[Collection entries]
-- start --
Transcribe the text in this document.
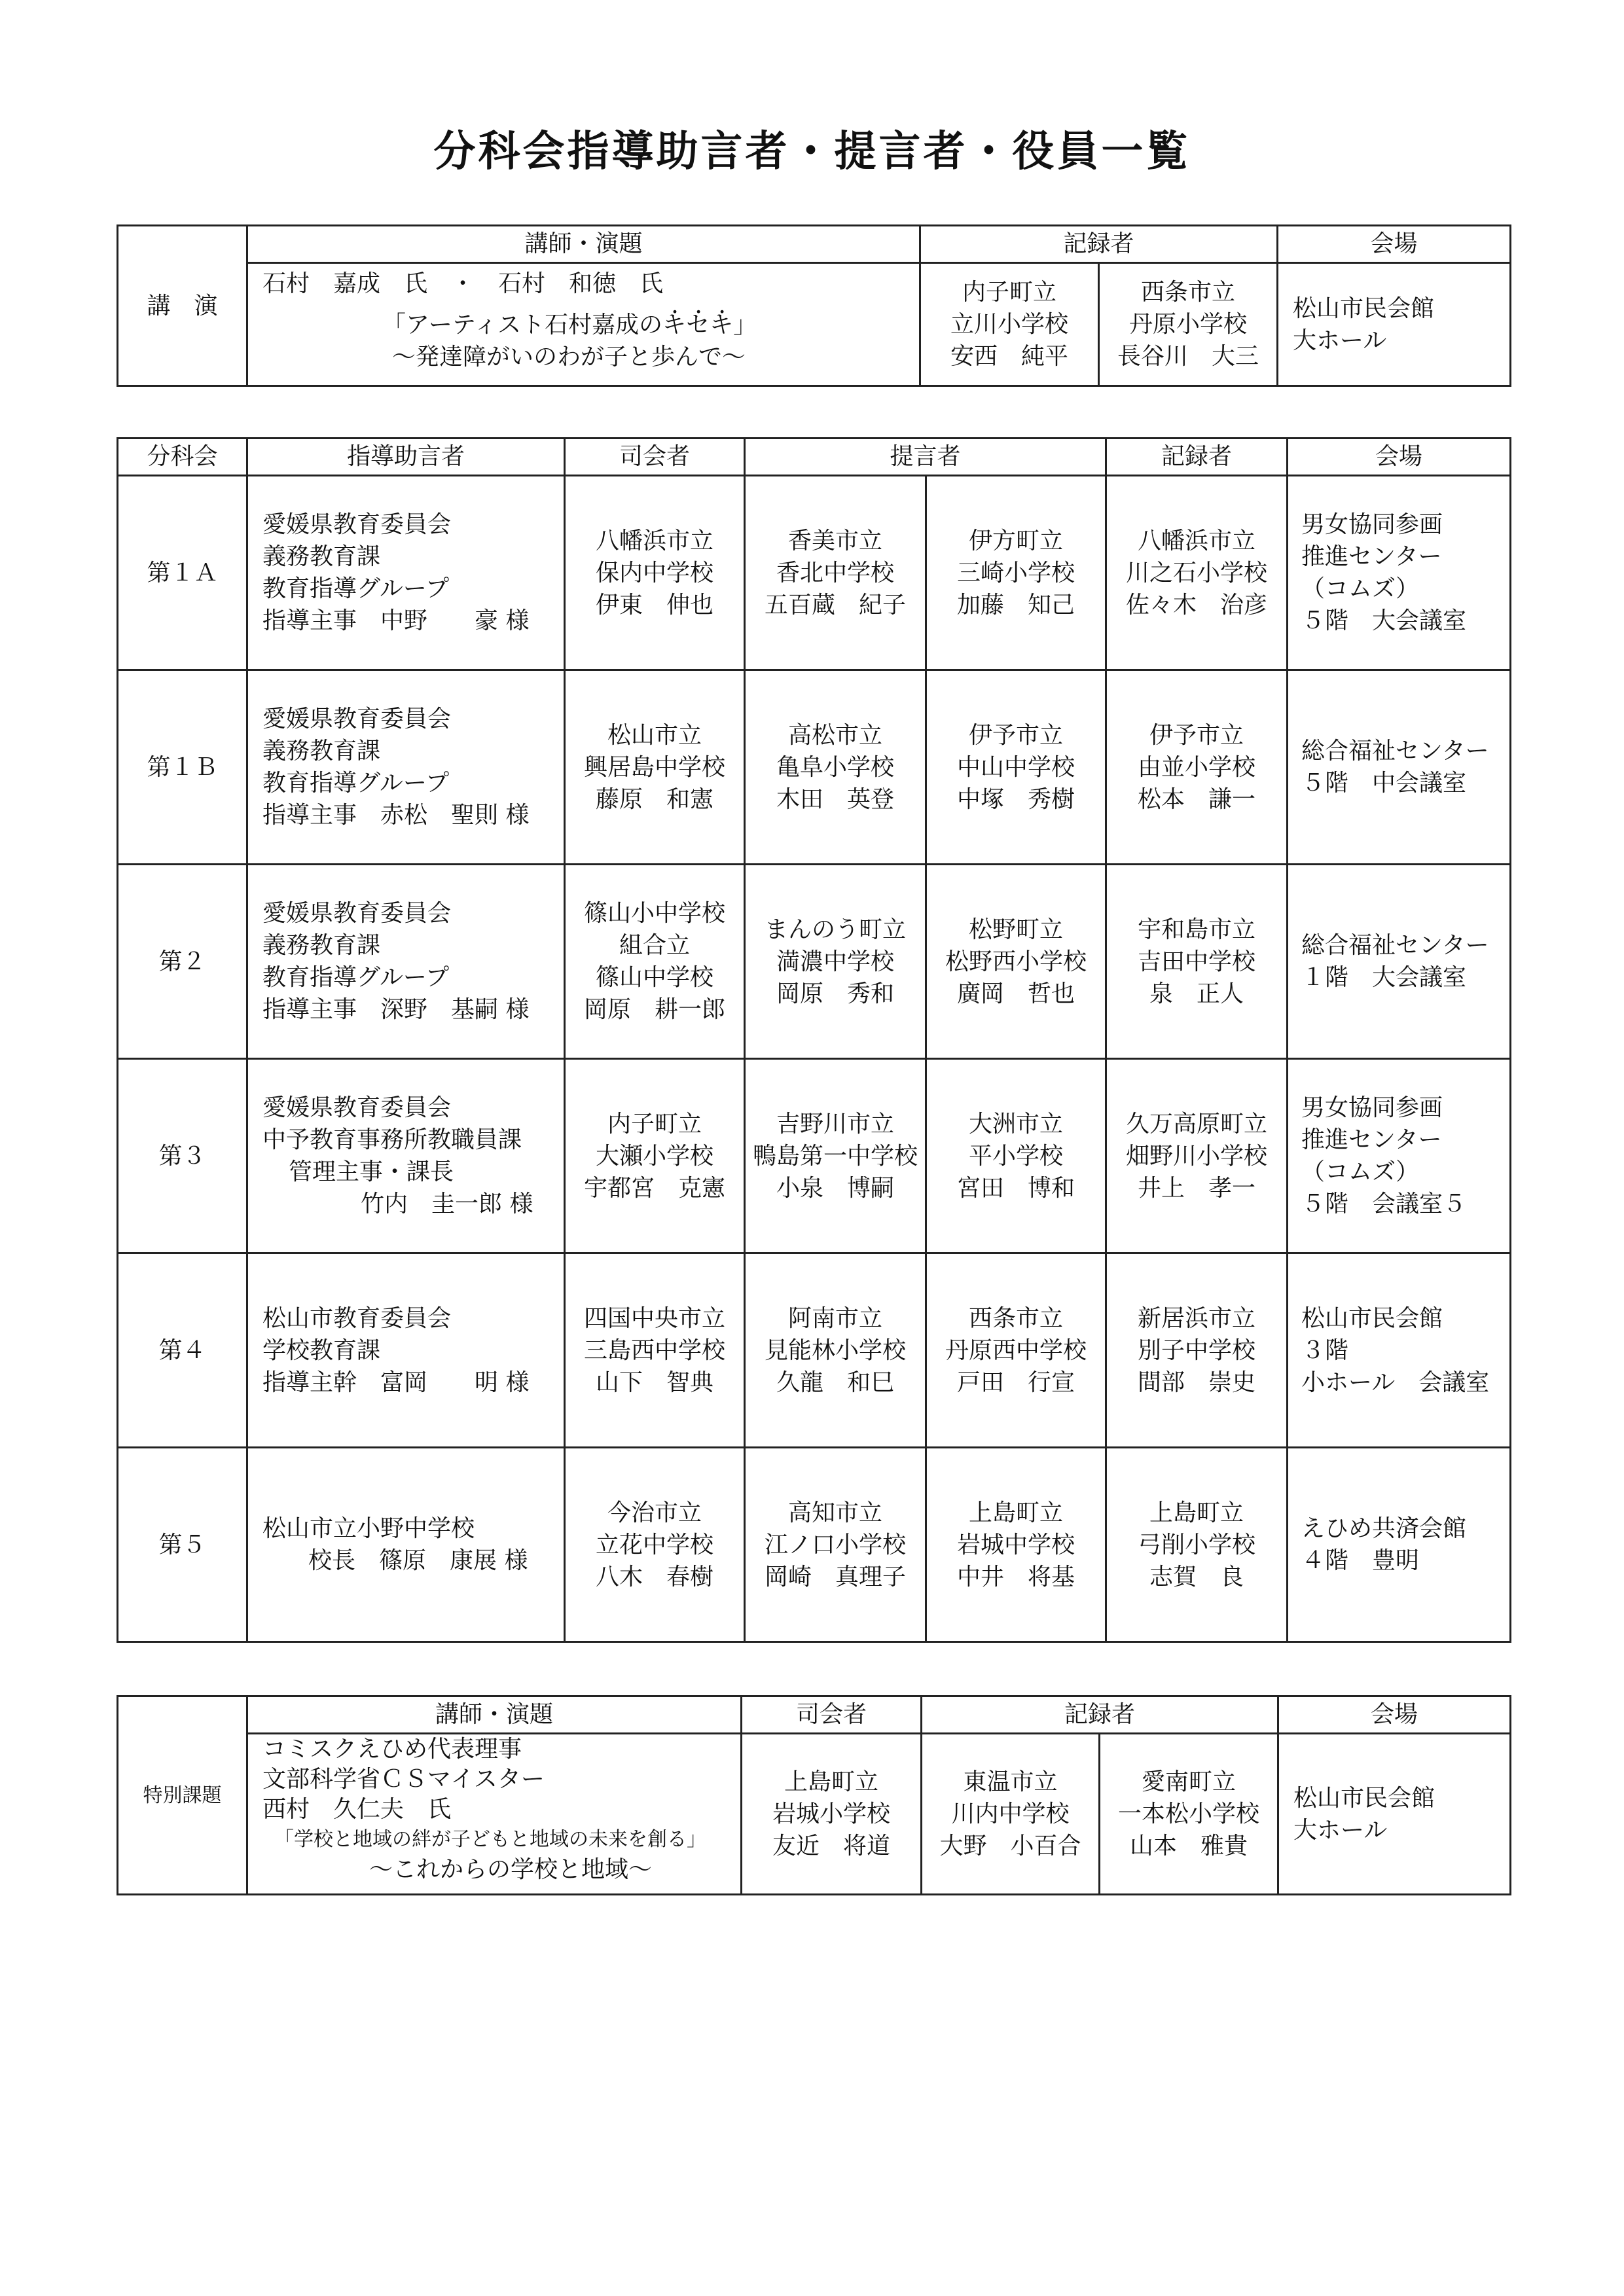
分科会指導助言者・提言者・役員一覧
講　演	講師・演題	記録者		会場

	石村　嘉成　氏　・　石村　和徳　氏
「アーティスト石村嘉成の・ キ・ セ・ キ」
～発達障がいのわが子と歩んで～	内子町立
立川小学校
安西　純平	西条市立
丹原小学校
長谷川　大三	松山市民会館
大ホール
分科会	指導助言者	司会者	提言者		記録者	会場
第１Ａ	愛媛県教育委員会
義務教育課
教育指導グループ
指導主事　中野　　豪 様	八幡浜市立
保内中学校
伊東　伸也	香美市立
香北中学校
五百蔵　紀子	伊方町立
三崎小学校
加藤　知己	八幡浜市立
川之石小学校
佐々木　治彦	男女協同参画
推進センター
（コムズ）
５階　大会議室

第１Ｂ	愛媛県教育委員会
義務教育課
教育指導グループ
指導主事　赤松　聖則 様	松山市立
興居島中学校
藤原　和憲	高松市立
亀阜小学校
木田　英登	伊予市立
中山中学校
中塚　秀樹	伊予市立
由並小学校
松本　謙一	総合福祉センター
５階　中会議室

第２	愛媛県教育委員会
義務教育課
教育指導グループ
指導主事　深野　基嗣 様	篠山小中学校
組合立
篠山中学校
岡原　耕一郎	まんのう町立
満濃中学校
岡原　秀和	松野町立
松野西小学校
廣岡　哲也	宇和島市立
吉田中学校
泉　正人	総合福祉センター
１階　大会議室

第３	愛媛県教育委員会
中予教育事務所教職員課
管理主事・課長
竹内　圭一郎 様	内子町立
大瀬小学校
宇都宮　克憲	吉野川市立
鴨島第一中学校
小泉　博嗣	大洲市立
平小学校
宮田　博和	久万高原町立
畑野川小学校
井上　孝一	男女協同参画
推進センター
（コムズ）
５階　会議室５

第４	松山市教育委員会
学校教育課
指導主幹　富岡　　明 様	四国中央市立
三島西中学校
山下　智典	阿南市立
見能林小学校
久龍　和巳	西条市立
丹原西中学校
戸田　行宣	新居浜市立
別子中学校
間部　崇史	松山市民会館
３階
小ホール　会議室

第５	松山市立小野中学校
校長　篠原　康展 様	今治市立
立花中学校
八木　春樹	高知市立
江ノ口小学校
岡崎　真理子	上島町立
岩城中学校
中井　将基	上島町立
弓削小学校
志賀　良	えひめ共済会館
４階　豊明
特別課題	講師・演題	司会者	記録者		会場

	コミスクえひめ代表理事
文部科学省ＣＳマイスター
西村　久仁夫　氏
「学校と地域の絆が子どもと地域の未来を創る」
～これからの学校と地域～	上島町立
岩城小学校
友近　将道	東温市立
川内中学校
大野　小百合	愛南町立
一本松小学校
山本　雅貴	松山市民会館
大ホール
-- end --
- [TASK OBJECTIVE]
Work out how many lines in the records above contain the word "愛媛県教育委員会", and reply with that number alone.

- [TASK RESULT]
4